** START Records supplied **

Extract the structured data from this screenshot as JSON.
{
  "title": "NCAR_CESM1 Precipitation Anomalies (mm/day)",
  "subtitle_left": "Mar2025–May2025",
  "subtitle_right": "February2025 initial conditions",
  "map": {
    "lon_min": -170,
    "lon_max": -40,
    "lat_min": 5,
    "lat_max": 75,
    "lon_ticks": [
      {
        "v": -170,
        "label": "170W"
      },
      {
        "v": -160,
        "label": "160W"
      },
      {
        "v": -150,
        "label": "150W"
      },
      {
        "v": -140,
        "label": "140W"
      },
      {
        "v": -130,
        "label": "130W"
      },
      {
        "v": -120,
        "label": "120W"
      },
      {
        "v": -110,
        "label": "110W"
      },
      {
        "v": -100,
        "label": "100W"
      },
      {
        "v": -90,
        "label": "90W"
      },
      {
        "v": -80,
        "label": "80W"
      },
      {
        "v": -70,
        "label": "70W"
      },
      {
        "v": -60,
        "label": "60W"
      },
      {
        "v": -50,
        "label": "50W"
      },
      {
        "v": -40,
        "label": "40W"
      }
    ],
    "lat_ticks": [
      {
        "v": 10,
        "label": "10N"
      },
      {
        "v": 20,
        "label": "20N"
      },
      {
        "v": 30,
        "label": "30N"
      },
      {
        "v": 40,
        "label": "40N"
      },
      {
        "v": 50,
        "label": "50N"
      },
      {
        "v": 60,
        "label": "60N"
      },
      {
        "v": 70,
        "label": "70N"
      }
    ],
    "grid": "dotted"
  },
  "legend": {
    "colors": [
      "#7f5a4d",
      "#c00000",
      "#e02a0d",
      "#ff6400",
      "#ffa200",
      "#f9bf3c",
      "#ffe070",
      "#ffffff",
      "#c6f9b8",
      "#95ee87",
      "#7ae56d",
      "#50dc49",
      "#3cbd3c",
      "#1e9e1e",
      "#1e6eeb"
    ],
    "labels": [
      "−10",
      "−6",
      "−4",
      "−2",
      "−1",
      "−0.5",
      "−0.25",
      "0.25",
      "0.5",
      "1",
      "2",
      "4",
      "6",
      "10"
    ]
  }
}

** END Records supplied **

Problem statement —
Above are some records; extract every one of them exactly.

Reply to the task —
Extract the structured data from this screenshot as JSON.
{
  "title": "NCAR_CESM1 Precipitation Anomalies (mm/day)",
  "subtitle_left": "Mar2025–May2025",
  "subtitle_right": "February2025 initial conditions",
  "map": {
    "lon_min": -170,
    "lon_max": -40,
    "lat_min": 5,
    "lat_max": 75,
    "lon_ticks": [
      {
        "v": -170,
        "label": "170W"
      },
      {
        "v": -160,
        "label": "160W"
      },
      {
        "v": -150,
        "label": "150W"
      },
      {
        "v": -140,
        "label": "140W"
      },
      {
        "v": -130,
        "label": "130W"
      },
      {
        "v": -120,
        "label": "120W"
      },
      {
        "v": -110,
        "label": "110W"
      },
      {
        "v": -100,
        "label": "100W"
      },
      {
        "v": -90,
        "label": "90W"
      },
      {
        "v": -80,
        "label": "80W"
      },
      {
        "v": -70,
        "label": "70W"
      },
      {
        "v": -60,
        "label": "60W"
      },
      {
        "v": -50,
        "label": "50W"
      },
      {
        "v": -40,
        "label": "40W"
      }
    ],
    "lat_ticks": [
      {
        "v": 10,
        "label": "10N"
      },
      {
        "v": 20,
        "label": "20N"
      },
      {
        "v": 30,
        "label": "30N"
      },
      {
        "v": 40,
        "label": "40N"
      },
      {
        "v": 50,
        "label": "50N"
      },
      {
        "v": 60,
        "label": "60N"
      },
      {
        "v": 70,
        "label": "70N"
      }
    ],
    "grid": "dotted"
  },
  "legend": {
    "colors": [
      "#7f5a4d",
      "#c00000",
      "#e02a0d",
      "#ff6400",
      "#ffa200",
      "#f9bf3c",
      "#ffe070",
      "#ffffff",
      "#c6f9b8",
      "#95ee87",
      "#7ae56d",
      "#50dc49",
      "#3cbd3c",
      "#1e9e1e",
      "#1e6eeb"
    ],
    "labels": [
      "−10",
      "−6",
      "−4",
      "−2",
      "−1",
      "−0.5",
      "−0.25",
      "0.25",
      "0.5",
      "1",
      "2",
      "4",
      "6",
      "10"
    ]
  }
}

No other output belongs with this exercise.